Data items
++++++++

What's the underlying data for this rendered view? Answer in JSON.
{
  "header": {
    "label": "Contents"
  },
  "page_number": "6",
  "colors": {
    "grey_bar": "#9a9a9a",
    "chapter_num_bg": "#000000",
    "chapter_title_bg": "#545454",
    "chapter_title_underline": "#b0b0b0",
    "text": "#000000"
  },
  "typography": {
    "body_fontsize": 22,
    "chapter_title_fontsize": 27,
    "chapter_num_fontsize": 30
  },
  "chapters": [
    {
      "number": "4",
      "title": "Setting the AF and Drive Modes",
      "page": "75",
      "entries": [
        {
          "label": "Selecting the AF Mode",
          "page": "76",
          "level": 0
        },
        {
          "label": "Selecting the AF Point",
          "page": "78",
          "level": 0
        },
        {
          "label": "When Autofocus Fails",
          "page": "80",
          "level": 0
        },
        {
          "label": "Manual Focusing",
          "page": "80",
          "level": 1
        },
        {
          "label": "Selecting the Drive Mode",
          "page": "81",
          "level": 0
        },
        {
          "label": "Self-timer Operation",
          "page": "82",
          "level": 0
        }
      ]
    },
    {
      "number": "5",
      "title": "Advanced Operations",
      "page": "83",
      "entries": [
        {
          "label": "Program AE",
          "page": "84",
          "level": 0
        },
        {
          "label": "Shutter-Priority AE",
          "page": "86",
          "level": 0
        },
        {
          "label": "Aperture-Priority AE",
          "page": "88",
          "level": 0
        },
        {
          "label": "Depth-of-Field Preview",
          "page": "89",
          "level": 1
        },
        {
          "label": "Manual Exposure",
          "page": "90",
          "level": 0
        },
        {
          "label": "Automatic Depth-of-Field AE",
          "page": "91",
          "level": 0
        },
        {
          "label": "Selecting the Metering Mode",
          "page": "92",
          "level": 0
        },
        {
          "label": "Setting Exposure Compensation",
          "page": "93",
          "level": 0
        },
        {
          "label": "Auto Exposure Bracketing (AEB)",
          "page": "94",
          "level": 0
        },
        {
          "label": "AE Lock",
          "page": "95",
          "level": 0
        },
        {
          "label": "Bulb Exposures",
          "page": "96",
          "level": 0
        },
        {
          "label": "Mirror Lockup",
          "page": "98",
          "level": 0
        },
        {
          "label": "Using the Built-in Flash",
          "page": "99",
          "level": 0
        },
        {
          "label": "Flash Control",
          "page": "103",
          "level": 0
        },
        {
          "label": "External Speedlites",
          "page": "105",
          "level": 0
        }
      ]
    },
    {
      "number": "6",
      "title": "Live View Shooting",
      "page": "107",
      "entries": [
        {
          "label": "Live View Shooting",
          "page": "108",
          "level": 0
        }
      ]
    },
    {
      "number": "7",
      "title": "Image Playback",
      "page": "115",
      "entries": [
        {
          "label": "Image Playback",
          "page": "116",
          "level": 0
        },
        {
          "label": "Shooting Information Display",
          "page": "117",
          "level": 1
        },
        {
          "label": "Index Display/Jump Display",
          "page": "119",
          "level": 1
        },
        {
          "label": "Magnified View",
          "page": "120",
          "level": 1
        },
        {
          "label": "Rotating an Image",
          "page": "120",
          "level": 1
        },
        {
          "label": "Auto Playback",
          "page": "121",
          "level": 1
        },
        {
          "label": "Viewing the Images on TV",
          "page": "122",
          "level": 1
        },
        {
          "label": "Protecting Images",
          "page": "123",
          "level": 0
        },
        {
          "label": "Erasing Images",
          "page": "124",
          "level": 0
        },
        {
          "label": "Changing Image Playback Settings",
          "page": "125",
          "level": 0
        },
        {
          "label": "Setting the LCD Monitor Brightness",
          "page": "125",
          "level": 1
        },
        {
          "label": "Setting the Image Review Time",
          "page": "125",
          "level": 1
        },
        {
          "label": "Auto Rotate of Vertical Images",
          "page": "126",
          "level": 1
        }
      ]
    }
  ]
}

++++++++

Repeat the data precisely, reproducing every entry.

What's the underlying data for this rendered view? Answer in JSON.
{
  "header": {
    "label": "Contents"
  },
  "page_number": "6",
  "colors": {
    "grey_bar": "#9a9a9a",
    "chapter_num_bg": "#000000",
    "chapter_title_bg": "#545454",
    "chapter_title_underline": "#b0b0b0",
    "text": "#000000"
  },
  "typography": {
    "body_fontsize": 22,
    "chapter_title_fontsize": 27,
    "chapter_num_fontsize": 30
  },
  "chapters": [
    {
      "number": "4",
      "title": "Setting the AF and Drive Modes",
      "page": "75",
      "entries": [
        {
          "label": "Selecting the AF Mode",
          "page": "76",
          "level": 0
        },
        {
          "label": "Selecting the AF Point",
          "page": "78",
          "level": 0
        },
        {
          "label": "When Autofocus Fails",
          "page": "80",
          "level": 0
        },
        {
          "label": "Manual Focusing",
          "page": "80",
          "level": 1
        },
        {
          "label": "Selecting the Drive Mode",
          "page": "81",
          "level": 0
        },
        {
          "label": "Self-timer Operation",
          "page": "82",
          "level": 0
        }
      ]
    },
    {
      "number": "5",
      "title": "Advanced Operations",
      "page": "83",
      "entries": [
        {
          "label": "Program AE",
          "page": "84",
          "level": 0
        },
        {
          "label": "Shutter-Priority AE",
          "page": "86",
          "level": 0
        },
        {
          "label": "Aperture-Priority AE",
          "page": "88",
          "level": 0
        },
        {
          "label": "Depth-of-Field Preview",
          "page": "89",
          "level": 1
        },
        {
          "label": "Manual Exposure",
          "page": "90",
          "level": 0
        },
        {
          "label": "Automatic Depth-of-Field AE",
          "page": "91",
          "level": 0
        },
        {
          "label": "Selecting the Metering Mode",
          "page": "92",
          "level": 0
        },
        {
          "label": "Setting Exposure Compensation",
          "page": "93",
          "level": 0
        },
        {
          "label": "Auto Exposure Bracketing (AEB)",
          "page": "94",
          "level": 0
        },
        {
          "label": "AE Lock",
          "page": "95",
          "level": 0
        },
        {
          "label": "Bulb Exposures",
          "page": "96",
          "level": 0
        },
        {
          "label": "Mirror Lockup",
          "page": "98",
          "level": 0
        },
        {
          "label": "Using the Built-in Flash",
          "page": "99",
          "level": 0
        },
        {
          "label": "Flash Control",
          "page": "103",
          "level": 0
        },
        {
          "label": "External Speedlites",
          "page": "105",
          "level": 0
        }
      ]
    },
    {
      "number": "6",
      "title": "Live View Shooting",
      "page": "107",
      "entries": [
        {
          "label": "Live View Shooting",
          "page": "108",
          "level": 0
        }
      ]
    },
    {
      "number": "7",
      "title": "Image Playback",
      "page": "115",
      "entries": [
        {
          "label": "Image Playback",
          "page": "116",
          "level": 0
        },
        {
          "label": "Shooting Information Display",
          "page": "117",
          "level": 1
        },
        {
          "label": "Index Display/Jump Display",
          "page": "119",
          "level": 1
        },
        {
          "label": "Magnified View",
          "page": "120",
          "level": 1
        },
        {
          "label": "Rotating an Image",
          "page": "120",
          "level": 1
        },
        {
          "label": "Auto Playback",
          "page": "121",
          "level": 1
        },
        {
          "label": "Viewing the Images on TV",
          "page": "122",
          "level": 1
        },
        {
          "label": "Protecting Images",
          "page": "123",
          "level": 0
        },
        {
          "label": "Erasing Images",
          "page": "124",
          "level": 0
        },
        {
          "label": "Changing Image Playback Settings",
          "page": "125",
          "level": 0
        },
        {
          "label": "Setting the LCD Monitor Brightness",
          "page": "125",
          "level": 1
        },
        {
          "label": "Setting the Image Review Time",
          "page": "125",
          "level": 1
        },
        {
          "label": "Auto Rotate of Vertical Images",
          "page": "126",
          "level": 1
        }
      ]
    }
  ]
}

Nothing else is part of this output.